- _Texto de estudio_:

^^^^^^^^

En tu memoria, mamá


 

Naciste en un pueblo pequeño,  labriego, de gente pobre que terminaba de vivir una cruenta guerra civil, una vergonzosa y despiadada guerra entre hermanos. Huérfana de madre casi al nacer, viviste una infancia desgraciada. Hambruna, carencias tan extremas como para comer cascaras de patatas en las calles o robar unas bragas tendidas en un patio, o parte de un puchero de garbanzos. Malos tratos y torturas continuos hasta que un día que permanecías colgada por los pies del techo, con siete años, un  vecino  te vio por el ventanuco y dio parte a la Benemérita. Te descolgaron de aquellas ataduras que te pendían como un corderito que espera el matadero como única salvación. Amoratada y medio inconsciente. Aquellas cinchas que tu propio padre utilizaba para pegarte o encadenarte descargando sus frustración y su instinto animal contigo. La Guardia Civil te llevó a un colegio de monjas donde te enseñaron a limpiar, sólo a limpiar, coser y guisar. Eras hija de los pobres y los desheredados eran servidumbre. No te enseñaron a leer ni a escribir. Creo que Dios se vengó de ellos haciendo que parieses a una escritora. Tu primera hija. Una escritora, que hoy, madre, no encuentra palabras, las palabras justas, la palabras adecuadas, las necesarias para expresar el dolor de tu pérdida, porque te has ido sin saber demasiadas cosas.  Sin darte cuenta, sin comprender, sin habitar el silencio de los que te queríamos. Maldita enfermedad, maldita muerte, maldita vida que alinea, que deshereda a muchos para el beneficio de otros. Maldita muerte que se te ha llevado sin avisar, sin darnos tiempo a una despedida, a un adiós y un beso en tus mejillas. Sin dejarnos tomar tus manos o cerrar tus ojos.

^^^^^^^^

- _Registros extraídos_:
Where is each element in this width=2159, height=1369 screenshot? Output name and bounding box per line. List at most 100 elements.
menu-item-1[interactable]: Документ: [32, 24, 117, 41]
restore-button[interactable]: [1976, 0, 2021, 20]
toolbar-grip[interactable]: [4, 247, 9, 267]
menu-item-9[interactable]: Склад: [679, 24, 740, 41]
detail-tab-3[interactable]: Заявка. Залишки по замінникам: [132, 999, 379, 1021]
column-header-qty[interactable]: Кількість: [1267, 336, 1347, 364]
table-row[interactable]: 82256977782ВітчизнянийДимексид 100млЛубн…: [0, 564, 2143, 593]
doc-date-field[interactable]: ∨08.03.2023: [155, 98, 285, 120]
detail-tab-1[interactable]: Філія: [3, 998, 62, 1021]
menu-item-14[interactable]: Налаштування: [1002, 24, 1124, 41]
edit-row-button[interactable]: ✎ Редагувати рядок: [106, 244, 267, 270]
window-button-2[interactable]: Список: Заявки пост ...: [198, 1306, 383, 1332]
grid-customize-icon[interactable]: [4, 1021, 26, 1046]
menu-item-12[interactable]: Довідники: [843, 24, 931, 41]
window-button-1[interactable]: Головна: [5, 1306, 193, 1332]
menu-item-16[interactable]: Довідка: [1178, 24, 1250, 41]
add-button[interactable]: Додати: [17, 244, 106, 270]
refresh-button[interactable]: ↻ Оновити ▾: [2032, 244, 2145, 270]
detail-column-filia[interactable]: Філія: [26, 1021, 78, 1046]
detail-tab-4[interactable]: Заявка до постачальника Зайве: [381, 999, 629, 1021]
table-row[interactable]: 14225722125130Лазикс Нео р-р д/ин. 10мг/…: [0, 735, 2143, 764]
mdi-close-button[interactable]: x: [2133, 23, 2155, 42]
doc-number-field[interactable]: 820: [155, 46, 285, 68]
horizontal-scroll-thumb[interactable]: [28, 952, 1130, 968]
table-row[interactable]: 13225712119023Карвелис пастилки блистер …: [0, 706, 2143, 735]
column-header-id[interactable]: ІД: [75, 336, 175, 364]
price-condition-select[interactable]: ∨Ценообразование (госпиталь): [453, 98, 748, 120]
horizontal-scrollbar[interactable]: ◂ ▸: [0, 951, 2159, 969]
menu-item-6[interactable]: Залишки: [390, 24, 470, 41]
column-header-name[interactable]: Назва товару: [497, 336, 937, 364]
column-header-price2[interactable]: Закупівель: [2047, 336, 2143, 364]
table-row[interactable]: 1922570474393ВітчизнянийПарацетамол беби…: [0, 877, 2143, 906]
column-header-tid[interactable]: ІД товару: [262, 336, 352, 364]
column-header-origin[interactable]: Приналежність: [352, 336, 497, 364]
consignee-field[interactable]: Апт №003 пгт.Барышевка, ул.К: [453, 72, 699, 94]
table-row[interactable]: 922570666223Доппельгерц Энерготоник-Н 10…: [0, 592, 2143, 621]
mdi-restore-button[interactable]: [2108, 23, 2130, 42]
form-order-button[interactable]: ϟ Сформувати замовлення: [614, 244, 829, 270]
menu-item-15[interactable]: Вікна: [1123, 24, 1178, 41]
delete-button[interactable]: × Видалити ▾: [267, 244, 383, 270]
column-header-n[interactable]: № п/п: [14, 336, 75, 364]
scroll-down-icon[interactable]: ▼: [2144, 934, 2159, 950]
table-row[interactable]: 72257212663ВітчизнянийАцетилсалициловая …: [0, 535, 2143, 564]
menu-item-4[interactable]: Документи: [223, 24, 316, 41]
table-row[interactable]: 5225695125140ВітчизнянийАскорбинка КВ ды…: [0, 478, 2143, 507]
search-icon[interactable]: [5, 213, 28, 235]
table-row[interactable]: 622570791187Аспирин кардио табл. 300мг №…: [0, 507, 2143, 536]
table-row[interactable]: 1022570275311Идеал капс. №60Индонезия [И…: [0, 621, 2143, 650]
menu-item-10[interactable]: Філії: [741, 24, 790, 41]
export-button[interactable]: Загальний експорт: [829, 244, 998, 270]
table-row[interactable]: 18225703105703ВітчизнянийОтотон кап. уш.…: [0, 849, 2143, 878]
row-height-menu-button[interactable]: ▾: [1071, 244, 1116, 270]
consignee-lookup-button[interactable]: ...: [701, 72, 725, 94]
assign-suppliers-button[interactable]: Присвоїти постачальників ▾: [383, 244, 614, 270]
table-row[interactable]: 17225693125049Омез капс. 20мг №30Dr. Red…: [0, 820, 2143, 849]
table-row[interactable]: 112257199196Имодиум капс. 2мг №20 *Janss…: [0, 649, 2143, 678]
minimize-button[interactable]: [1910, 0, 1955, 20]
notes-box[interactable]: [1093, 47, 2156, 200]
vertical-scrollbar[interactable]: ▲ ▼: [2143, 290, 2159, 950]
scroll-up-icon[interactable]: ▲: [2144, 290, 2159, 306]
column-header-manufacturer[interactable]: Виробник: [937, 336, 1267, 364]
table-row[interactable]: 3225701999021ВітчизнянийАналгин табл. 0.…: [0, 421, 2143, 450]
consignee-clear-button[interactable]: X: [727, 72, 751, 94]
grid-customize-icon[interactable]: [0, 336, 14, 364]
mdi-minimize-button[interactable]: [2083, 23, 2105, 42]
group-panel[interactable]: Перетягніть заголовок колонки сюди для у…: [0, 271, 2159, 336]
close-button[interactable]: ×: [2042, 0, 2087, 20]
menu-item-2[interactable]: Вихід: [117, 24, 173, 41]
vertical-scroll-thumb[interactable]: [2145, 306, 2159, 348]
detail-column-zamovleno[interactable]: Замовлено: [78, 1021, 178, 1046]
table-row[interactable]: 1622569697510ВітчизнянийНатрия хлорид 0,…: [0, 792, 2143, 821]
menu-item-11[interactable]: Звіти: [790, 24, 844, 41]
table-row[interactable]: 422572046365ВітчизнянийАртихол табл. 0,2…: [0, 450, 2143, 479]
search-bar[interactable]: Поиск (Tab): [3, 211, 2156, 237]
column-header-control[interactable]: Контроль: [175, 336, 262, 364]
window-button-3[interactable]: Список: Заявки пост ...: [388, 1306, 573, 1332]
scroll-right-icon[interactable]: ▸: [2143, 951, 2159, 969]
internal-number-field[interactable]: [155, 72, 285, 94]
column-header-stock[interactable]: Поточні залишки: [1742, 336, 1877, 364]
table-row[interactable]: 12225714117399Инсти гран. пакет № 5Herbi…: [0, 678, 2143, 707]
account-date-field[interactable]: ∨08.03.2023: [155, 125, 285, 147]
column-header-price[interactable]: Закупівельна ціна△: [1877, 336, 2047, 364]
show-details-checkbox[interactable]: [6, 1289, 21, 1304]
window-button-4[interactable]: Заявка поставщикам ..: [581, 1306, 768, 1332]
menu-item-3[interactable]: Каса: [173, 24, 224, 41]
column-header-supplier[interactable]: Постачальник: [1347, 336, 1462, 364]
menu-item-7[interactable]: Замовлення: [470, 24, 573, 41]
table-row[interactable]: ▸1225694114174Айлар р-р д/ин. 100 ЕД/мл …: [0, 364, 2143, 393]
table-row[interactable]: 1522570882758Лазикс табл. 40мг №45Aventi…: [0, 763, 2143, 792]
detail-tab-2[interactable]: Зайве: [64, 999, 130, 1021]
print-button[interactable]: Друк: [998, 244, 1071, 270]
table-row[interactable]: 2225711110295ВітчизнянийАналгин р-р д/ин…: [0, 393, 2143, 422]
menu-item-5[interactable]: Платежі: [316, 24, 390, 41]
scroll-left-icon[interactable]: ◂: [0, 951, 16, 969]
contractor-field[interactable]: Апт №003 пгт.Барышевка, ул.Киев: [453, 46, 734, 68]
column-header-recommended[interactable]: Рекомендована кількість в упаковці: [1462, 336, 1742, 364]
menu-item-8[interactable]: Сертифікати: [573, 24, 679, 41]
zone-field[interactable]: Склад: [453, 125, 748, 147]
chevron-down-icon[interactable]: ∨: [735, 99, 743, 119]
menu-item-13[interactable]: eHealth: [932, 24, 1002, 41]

^^^^^^^^

Reescriba en forma de lista el párrafo del texto de estudio que comienza con «Naciste en un pueblo pequeño». Conserve sus hechos principales. Los registros proceden de una fuente distinta a la del texto de estudio.

- _Respuesta redactada_:
- La madre nació en un pueblo pequeño, labriego y de gente pobre, que salía de una cruenta guerra civil.
- Quedó huérfana de madre casi al nacer y tuvo una infancia desgraciada, marcada por el hambre y por carencias extremas.
- Su propio padre la sometió a malos tratos y torturas continuos.
- A los siete años, mientras estaba colgada por los pies del techo, un vecino la vio por el ventanuco y dio parte a la Benemérita.
- La Guardia Civil la llevó a un colegio de monjas. Allí solo le enseñaron a limpiar, coser y guisar, pero no a leer ni a escribir.
- Su primera hija es escritora y hoy no encuentra las palabras para expresar el dolor de su pérdida.
- La hija maldice la enfermedad y la muerte, que se llevaron a su madre sin avisar y sin dar tiempo a una despedida.